### WORK TO DO
Scan the entries below and extract each line with the word "name" in it.

### Rows from a figure dataset

--- BEGIN ---

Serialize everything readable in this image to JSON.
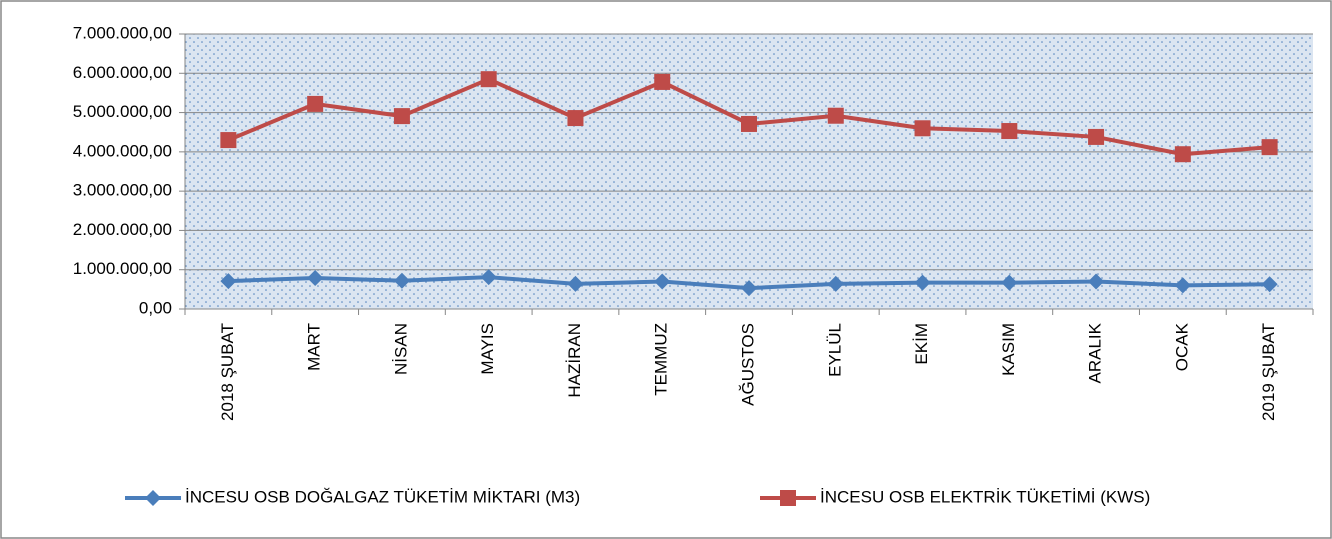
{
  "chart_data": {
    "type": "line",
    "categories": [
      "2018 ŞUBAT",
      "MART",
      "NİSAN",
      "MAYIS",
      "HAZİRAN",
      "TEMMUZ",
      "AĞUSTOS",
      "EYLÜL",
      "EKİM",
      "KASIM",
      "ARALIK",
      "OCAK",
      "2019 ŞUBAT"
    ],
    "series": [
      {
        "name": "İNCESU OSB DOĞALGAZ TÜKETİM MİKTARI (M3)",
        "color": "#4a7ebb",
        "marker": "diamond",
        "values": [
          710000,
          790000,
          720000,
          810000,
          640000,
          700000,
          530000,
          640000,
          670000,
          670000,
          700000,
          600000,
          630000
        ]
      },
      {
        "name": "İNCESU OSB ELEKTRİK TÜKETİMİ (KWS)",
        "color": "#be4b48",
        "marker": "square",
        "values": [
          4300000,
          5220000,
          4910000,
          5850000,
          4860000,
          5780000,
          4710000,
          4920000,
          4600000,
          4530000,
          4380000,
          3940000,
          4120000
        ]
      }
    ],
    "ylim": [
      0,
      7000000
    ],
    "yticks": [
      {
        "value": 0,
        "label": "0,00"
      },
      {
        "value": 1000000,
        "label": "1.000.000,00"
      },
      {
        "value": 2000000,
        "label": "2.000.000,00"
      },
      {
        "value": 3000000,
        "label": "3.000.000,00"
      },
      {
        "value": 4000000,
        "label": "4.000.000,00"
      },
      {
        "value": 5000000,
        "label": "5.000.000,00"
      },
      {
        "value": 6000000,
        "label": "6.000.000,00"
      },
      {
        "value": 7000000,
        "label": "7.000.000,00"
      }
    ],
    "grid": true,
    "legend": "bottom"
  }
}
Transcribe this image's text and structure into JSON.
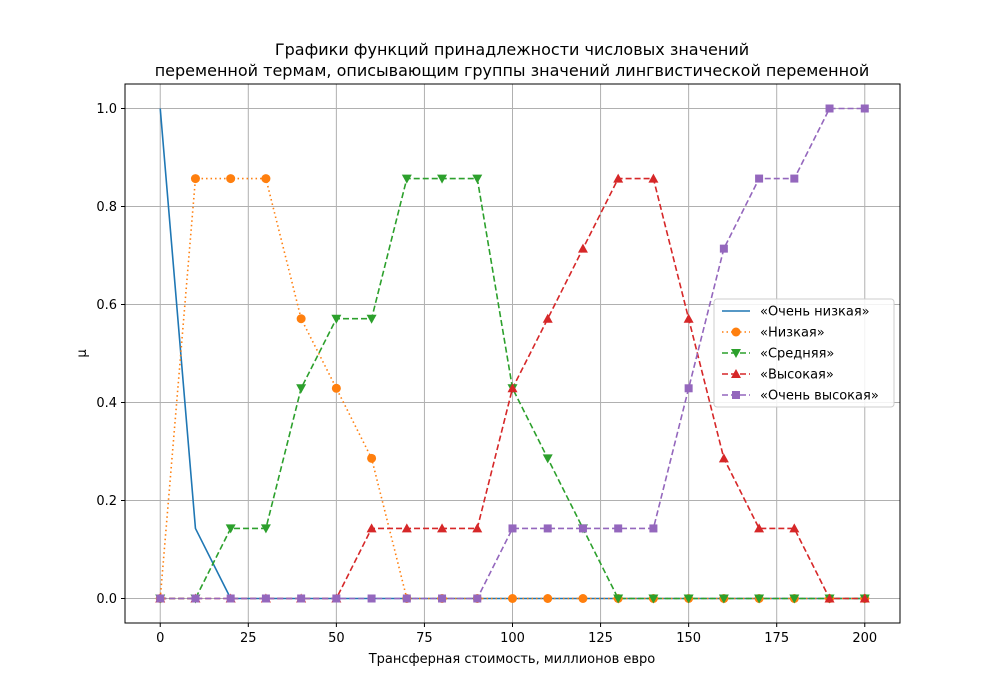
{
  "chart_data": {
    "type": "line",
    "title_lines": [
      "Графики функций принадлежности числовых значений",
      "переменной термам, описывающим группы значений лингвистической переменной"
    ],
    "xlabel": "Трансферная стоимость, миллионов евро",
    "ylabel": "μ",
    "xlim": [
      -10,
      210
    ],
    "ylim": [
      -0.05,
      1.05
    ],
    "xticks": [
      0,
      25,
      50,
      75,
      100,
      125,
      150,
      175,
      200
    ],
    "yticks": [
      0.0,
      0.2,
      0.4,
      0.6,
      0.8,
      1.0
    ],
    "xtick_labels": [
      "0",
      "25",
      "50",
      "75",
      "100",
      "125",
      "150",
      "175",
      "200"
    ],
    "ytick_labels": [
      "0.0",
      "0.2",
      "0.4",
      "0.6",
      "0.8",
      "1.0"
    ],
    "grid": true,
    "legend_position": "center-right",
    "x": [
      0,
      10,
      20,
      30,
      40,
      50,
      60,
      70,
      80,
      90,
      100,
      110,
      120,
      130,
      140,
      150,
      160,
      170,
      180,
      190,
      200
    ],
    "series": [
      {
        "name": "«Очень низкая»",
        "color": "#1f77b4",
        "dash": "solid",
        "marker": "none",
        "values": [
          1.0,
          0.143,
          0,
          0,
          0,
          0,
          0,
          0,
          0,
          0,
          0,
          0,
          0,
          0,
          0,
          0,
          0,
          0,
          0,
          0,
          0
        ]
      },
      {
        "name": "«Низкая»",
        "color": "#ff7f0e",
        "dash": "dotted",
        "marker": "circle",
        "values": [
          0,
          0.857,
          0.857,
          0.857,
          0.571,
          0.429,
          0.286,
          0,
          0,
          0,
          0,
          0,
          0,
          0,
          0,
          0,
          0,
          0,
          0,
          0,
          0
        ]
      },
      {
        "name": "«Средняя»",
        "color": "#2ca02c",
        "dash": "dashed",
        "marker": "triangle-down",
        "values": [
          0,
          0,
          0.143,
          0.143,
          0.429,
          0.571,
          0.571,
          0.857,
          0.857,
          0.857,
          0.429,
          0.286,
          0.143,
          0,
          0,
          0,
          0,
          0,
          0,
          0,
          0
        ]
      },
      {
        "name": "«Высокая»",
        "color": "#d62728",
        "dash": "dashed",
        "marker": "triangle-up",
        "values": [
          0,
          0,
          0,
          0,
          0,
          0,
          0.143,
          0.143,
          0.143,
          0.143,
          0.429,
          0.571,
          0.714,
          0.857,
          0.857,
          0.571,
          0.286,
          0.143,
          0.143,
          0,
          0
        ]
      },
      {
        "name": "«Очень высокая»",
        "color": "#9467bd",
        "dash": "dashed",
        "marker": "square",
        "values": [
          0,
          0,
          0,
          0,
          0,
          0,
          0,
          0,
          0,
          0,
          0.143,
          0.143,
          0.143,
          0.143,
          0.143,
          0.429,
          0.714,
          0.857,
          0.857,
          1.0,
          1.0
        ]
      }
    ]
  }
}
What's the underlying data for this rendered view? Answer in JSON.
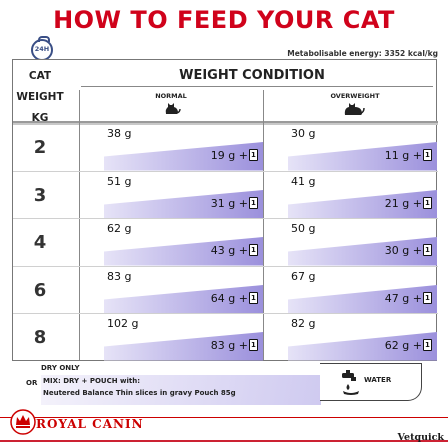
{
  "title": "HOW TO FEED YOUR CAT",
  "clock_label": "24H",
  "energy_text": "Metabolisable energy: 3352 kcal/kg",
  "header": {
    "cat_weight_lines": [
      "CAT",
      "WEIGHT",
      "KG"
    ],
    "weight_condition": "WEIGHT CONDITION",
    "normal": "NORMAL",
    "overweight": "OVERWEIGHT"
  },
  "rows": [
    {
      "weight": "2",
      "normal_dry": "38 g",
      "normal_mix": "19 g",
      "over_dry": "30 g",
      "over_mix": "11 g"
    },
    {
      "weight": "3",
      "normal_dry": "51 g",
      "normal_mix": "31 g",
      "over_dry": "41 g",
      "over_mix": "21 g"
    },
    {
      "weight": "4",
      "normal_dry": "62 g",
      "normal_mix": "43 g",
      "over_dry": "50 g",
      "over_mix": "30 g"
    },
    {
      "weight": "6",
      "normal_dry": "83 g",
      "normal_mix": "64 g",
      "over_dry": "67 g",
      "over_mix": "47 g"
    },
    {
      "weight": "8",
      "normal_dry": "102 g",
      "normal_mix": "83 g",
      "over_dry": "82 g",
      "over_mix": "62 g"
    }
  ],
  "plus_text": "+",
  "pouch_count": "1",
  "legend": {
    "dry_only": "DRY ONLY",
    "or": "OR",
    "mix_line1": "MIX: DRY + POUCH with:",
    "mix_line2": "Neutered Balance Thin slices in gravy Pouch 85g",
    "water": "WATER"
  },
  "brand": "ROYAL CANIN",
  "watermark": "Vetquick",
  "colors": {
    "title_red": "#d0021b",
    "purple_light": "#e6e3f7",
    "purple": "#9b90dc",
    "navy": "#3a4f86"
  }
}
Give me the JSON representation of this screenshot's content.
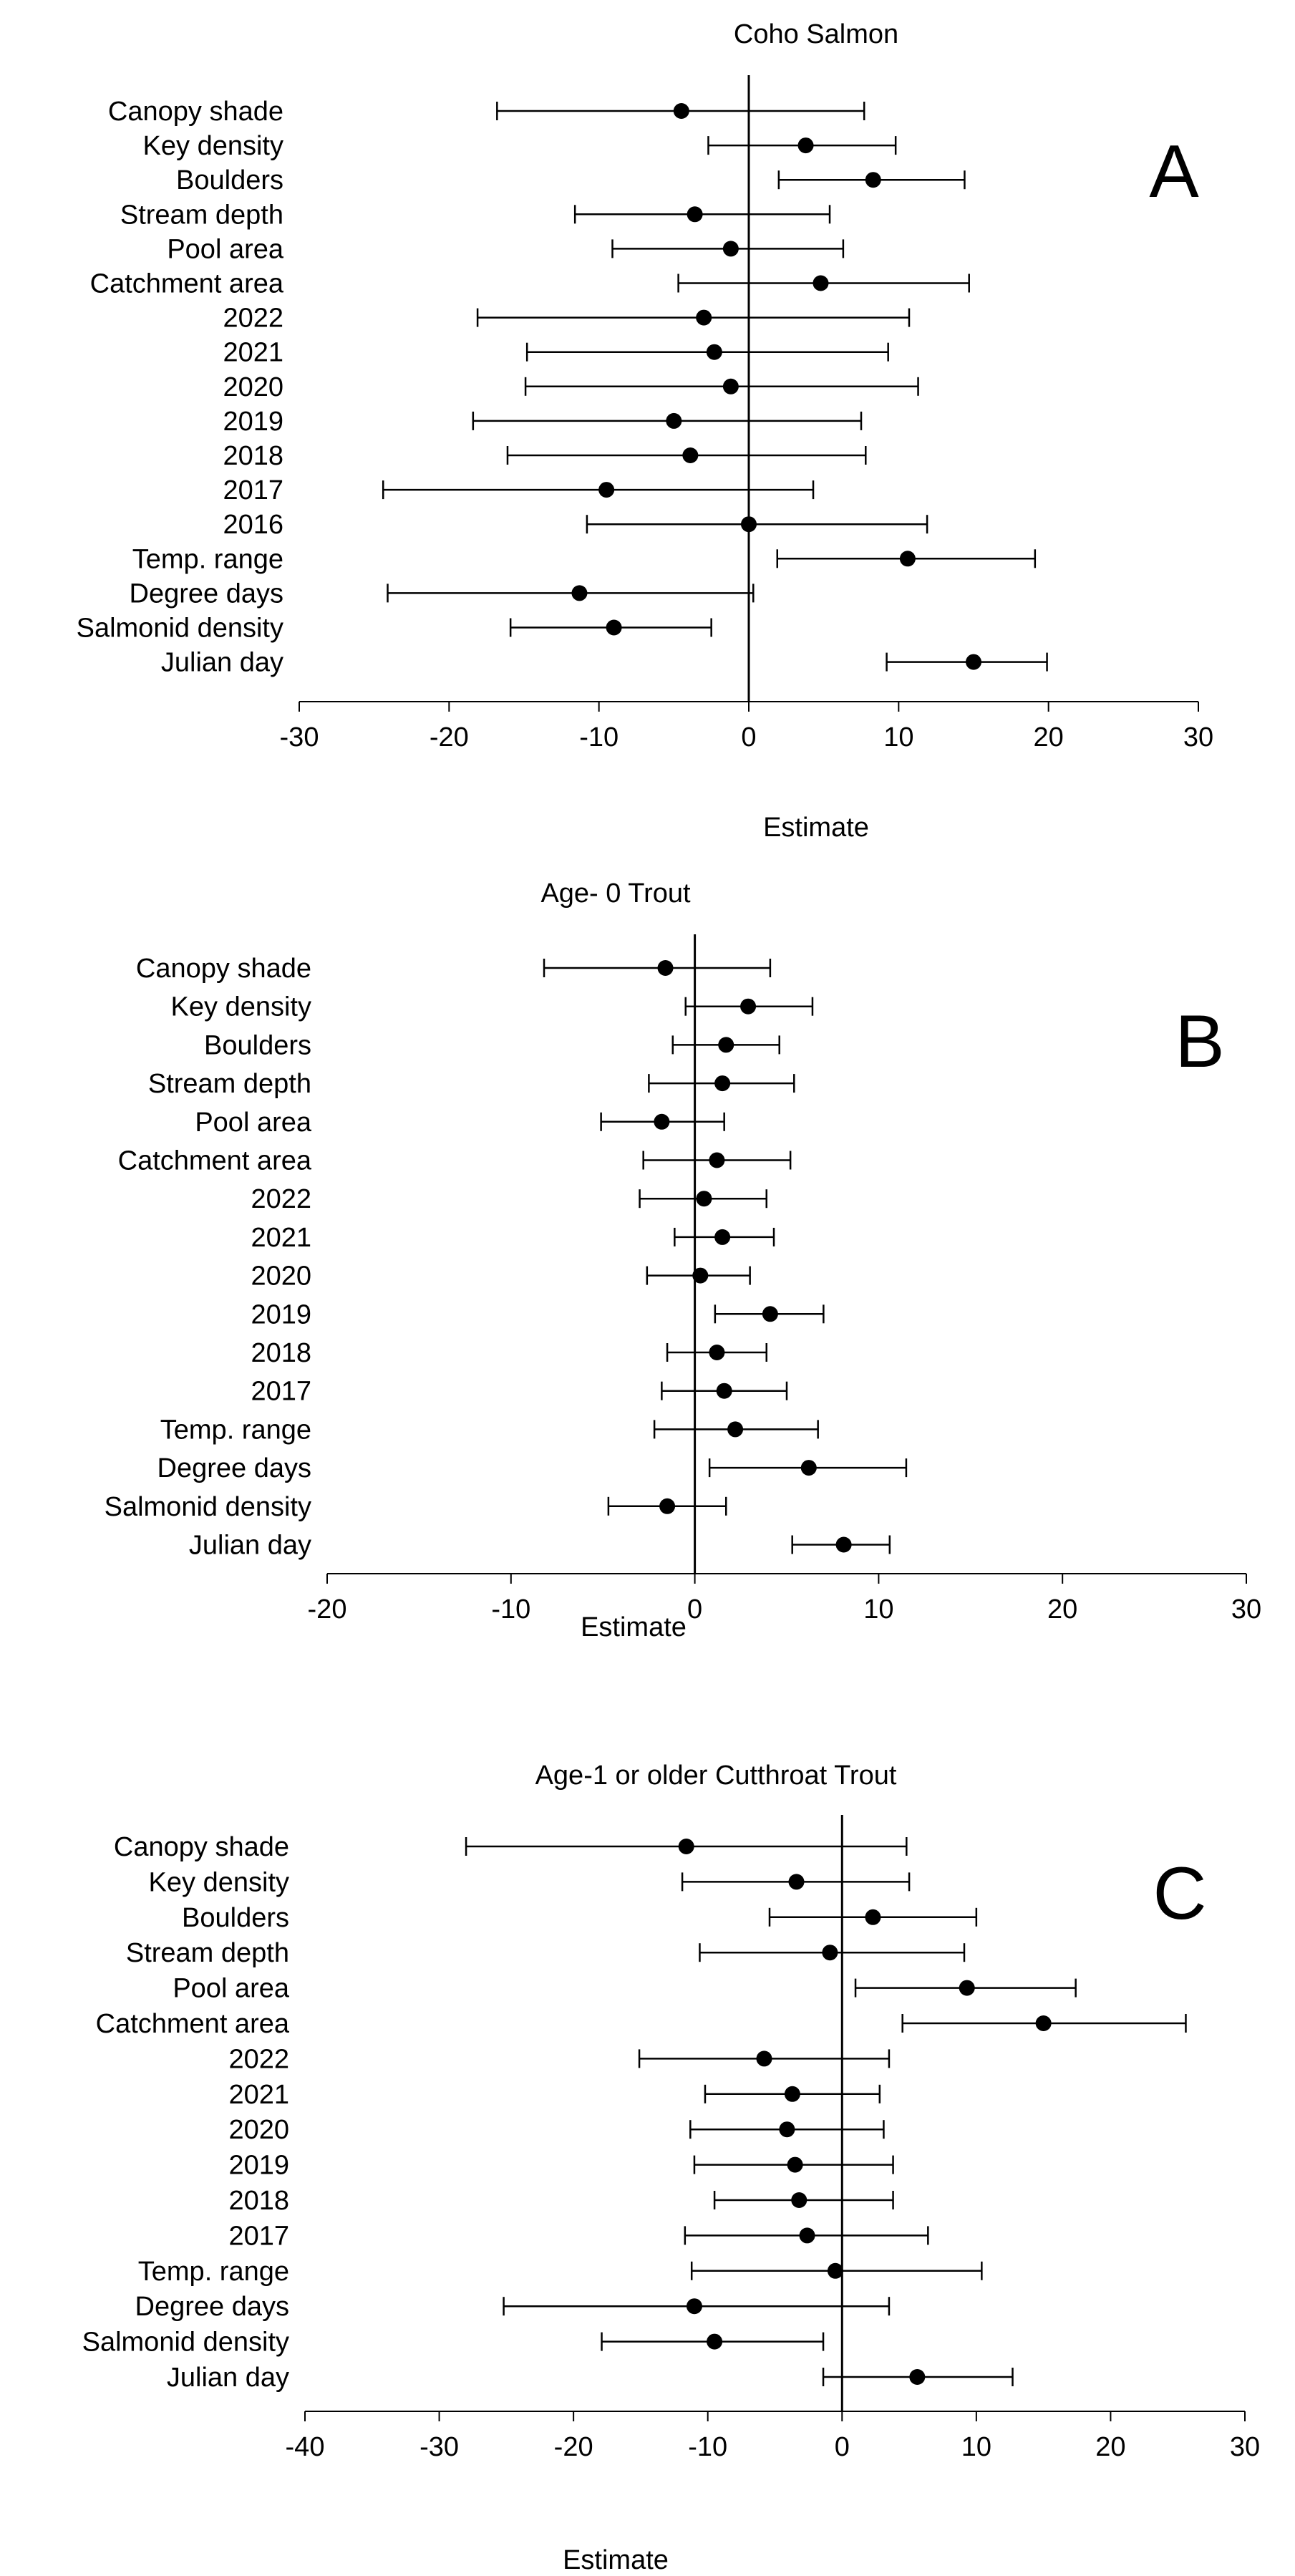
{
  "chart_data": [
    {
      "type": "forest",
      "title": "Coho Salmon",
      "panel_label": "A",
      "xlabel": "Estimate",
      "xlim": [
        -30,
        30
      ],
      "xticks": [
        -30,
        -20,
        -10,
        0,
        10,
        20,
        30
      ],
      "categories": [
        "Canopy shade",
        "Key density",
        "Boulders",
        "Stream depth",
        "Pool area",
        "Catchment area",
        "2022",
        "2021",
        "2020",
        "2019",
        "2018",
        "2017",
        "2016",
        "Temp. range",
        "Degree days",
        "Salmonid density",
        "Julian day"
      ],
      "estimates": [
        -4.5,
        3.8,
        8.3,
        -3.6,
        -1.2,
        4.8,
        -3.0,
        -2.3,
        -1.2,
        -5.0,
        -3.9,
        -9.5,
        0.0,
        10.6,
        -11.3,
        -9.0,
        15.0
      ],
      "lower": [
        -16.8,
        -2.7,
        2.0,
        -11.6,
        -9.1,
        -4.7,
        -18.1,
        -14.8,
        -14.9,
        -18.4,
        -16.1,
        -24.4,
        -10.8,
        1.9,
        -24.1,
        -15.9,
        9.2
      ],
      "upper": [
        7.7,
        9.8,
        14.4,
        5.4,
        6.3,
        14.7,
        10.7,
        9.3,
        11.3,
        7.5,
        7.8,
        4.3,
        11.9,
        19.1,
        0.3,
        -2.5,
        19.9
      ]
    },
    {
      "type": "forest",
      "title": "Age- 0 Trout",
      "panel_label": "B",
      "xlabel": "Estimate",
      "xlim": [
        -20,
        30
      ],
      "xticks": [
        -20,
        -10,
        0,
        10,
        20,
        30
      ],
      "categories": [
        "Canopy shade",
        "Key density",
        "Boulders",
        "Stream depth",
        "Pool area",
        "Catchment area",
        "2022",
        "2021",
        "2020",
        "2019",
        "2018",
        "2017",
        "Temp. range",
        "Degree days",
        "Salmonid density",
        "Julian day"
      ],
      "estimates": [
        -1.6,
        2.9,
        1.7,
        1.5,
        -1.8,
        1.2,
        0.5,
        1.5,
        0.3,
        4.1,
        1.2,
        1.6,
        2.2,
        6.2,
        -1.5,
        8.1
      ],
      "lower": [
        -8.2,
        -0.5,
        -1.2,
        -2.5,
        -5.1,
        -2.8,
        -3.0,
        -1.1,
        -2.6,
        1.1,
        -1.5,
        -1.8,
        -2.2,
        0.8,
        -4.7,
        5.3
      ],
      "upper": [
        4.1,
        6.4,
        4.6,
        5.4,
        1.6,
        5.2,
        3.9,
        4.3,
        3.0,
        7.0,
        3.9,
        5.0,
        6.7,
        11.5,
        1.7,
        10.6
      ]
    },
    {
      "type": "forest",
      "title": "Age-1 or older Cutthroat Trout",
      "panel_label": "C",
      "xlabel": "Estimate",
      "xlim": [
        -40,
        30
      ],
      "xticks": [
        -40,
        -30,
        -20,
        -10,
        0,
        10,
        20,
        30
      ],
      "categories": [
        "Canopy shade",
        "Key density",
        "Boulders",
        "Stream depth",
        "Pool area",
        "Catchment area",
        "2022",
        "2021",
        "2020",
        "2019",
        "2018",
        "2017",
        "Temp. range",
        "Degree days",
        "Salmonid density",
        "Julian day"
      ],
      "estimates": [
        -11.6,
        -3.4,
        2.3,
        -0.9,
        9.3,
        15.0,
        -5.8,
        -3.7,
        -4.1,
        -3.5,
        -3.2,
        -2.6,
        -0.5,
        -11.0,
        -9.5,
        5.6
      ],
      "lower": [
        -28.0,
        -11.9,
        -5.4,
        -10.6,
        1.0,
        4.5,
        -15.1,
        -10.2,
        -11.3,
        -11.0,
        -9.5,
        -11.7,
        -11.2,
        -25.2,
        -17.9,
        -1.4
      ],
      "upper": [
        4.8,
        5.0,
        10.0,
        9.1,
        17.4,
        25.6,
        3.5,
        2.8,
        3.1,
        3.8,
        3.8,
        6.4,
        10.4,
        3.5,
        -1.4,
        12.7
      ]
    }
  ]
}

--- END ---

### WRITTEN RESPONSE
        "name": "İNCESU OSB DOĞALGAZ TÜKETİM MİKTARI (M3)",
        "name": "İNCESU OSB ELEKTRİK TÜKETİMİ (KWS)",
        "name": "«Очень низкая»",
        "name": "«Низкая»",
        "name": "«Средняя»",
        "name": "«Высокая»",
        "name": "«Очень высокая»",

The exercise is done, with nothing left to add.